● TASK DESCRIPTION
Reproduce all of the data below word for word, and leave the pictures out of your answer.

Annotated element listings

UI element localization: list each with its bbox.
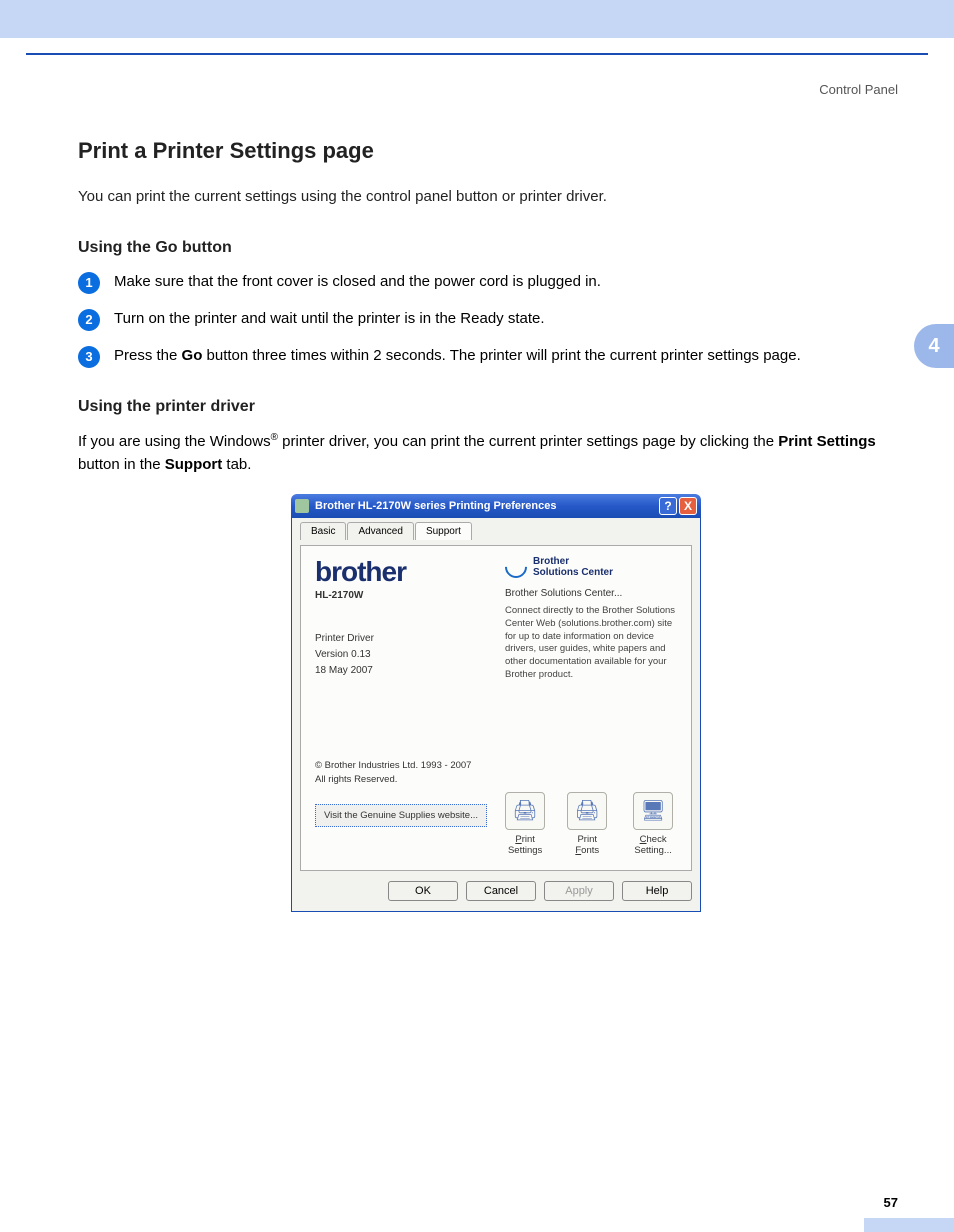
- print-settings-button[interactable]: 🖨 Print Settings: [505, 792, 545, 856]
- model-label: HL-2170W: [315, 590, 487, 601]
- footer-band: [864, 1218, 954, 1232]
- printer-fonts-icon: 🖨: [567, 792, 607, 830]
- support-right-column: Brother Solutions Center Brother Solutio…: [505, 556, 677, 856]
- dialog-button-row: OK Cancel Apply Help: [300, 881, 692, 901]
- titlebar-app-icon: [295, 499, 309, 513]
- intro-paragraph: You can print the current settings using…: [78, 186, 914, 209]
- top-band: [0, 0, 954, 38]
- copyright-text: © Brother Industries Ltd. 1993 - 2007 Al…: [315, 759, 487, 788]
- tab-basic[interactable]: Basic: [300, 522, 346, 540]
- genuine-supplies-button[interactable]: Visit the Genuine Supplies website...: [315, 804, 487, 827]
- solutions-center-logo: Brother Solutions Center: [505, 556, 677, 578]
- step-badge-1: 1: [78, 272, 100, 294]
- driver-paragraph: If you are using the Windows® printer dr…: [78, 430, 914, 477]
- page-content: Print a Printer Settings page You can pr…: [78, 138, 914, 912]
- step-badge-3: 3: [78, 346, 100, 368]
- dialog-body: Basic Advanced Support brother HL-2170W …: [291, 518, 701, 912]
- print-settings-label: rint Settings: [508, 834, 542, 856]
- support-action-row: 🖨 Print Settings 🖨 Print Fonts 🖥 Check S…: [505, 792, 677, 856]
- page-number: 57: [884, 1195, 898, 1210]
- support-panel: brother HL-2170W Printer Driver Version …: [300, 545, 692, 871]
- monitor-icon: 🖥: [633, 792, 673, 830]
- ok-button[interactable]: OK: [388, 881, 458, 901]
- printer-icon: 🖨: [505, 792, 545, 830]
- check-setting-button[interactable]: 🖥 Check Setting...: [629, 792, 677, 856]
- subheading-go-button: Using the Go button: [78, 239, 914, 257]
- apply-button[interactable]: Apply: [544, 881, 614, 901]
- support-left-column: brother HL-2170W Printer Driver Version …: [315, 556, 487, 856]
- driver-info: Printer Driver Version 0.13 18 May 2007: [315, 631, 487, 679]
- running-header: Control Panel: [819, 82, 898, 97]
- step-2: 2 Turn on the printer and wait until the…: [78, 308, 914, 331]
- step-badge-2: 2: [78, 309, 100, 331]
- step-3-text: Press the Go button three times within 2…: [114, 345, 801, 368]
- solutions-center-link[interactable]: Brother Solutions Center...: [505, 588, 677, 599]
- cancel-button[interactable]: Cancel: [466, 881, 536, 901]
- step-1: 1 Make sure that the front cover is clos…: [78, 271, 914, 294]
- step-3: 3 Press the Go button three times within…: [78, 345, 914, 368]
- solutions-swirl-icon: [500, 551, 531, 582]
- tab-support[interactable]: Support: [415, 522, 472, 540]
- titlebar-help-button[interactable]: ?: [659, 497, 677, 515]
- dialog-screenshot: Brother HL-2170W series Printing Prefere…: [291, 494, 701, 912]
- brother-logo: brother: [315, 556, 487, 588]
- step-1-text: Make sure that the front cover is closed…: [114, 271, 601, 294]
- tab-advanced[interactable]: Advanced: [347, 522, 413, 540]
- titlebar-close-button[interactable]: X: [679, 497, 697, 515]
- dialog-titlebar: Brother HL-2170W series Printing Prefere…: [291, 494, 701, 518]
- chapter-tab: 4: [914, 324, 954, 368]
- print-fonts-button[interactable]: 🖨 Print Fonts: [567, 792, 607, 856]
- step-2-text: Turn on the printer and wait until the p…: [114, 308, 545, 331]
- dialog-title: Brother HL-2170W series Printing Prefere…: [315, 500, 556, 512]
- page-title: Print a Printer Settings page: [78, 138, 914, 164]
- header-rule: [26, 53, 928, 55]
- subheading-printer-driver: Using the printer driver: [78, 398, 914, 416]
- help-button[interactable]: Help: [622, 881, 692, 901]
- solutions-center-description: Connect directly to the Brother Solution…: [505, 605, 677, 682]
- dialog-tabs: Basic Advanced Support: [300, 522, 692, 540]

● ANSWER TO THE TASK
UI element localization: list each with its bbox.
- print-settings-button[interactable]: 🖨 Print Settings: [505, 792, 545, 856]
- model-label: HL-2170W: [315, 590, 487, 601]
- footer-band: [864, 1218, 954, 1232]
- printer-fonts-icon: 🖨: [567, 792, 607, 830]
- support-right-column: Brother Solutions Center Brother Solutio…: [505, 556, 677, 856]
- dialog-button-row: OK Cancel Apply Help: [300, 881, 692, 901]
- titlebar-app-icon: [295, 499, 309, 513]
- intro-paragraph: You can print the current settings using…: [78, 186, 914, 209]
- top-band: [0, 0, 954, 38]
- copyright-text: © Brother Industries Ltd. 1993 - 2007 Al…: [315, 759, 487, 788]
- tab-basic[interactable]: Basic: [300, 522, 346, 540]
- genuine-supplies-button[interactable]: Visit the Genuine Supplies website...: [315, 804, 487, 827]
- solutions-center-logo: Brother Solutions Center: [505, 556, 677, 578]
- step-badge-1: 1: [78, 272, 100, 294]
- driver-paragraph: If you are using the Windows® printer dr…: [78, 430, 914, 477]
- page-content: Print a Printer Settings page You can pr…: [78, 138, 914, 912]
- step-badge-3: 3: [78, 346, 100, 368]
- dialog-body: Basic Advanced Support brother HL-2170W …: [291, 518, 701, 912]
- print-settings-label: rint Settings: [508, 834, 542, 856]
- support-action-row: 🖨 Print Settings 🖨 Print Fonts 🖥 Check S…: [505, 792, 677, 856]
- page-number: 57: [884, 1195, 898, 1210]
- support-panel: brother HL-2170W Printer Driver Version …: [300, 545, 692, 871]
- monitor-icon: 🖥: [633, 792, 673, 830]
- ok-button[interactable]: OK: [388, 881, 458, 901]
- printer-icon: 🖨: [505, 792, 545, 830]
- check-setting-button[interactable]: 🖥 Check Setting...: [629, 792, 677, 856]
- subheading-go-button: Using the Go button: [78, 239, 914, 257]
- apply-button[interactable]: Apply: [544, 881, 614, 901]
- support-left-column: brother HL-2170W Printer Driver Version …: [315, 556, 487, 856]
- driver-info: Printer Driver Version 0.13 18 May 2007: [315, 631, 487, 679]
- running-header: Control Panel: [819, 82, 898, 97]
- step-2: 2 Turn on the printer and wait until the…: [78, 308, 914, 331]
- step-badge-2: 2: [78, 309, 100, 331]
- step-3-text: Press the Go button three times within 2…: [114, 345, 801, 368]
- solutions-center-link[interactable]: Brother Solutions Center...: [505, 588, 677, 599]
- cancel-button[interactable]: Cancel: [466, 881, 536, 901]
- step-1: 1 Make sure that the front cover is clos…: [78, 271, 914, 294]
- step-3: 3 Press the Go button three times within…: [78, 345, 914, 368]
- solutions-swirl-icon: [500, 551, 531, 582]
- tab-support[interactable]: Support: [415, 522, 472, 540]
- titlebar-help-button[interactable]: ?: [659, 497, 677, 515]
- dialog-screenshot: Brother HL-2170W series Printing Prefere…: [291, 494, 701, 912]
- brother-logo: brother: [315, 556, 487, 588]
- step-1-text: Make sure that the front cover is closed…: [114, 271, 601, 294]
- tab-advanced[interactable]: Advanced: [347, 522, 413, 540]
- titlebar-close-button[interactable]: X: [679, 497, 697, 515]
- dialog-titlebar: Brother HL-2170W series Printing Prefere…: [291, 494, 701, 518]
- chapter-tab: 4: [914, 324, 954, 368]
- print-fonts-button[interactable]: 🖨 Print Fonts: [567, 792, 607, 856]
- step-2-text: Turn on the printer and wait until the p…: [114, 308, 545, 331]
- dialog-title: Brother HL-2170W series Printing Prefere…: [315, 500, 556, 512]
- page-title: Print a Printer Settings page: [78, 138, 914, 164]
- header-rule: [26, 53, 928, 55]
- subheading-printer-driver: Using the printer driver: [78, 398, 914, 416]
- help-button[interactable]: Help: [622, 881, 692, 901]
- solutions-center-description: Connect directly to the Brother Solution…: [505, 605, 677, 682]
- dialog-tabs: Basic Advanced Support: [300, 522, 692, 540]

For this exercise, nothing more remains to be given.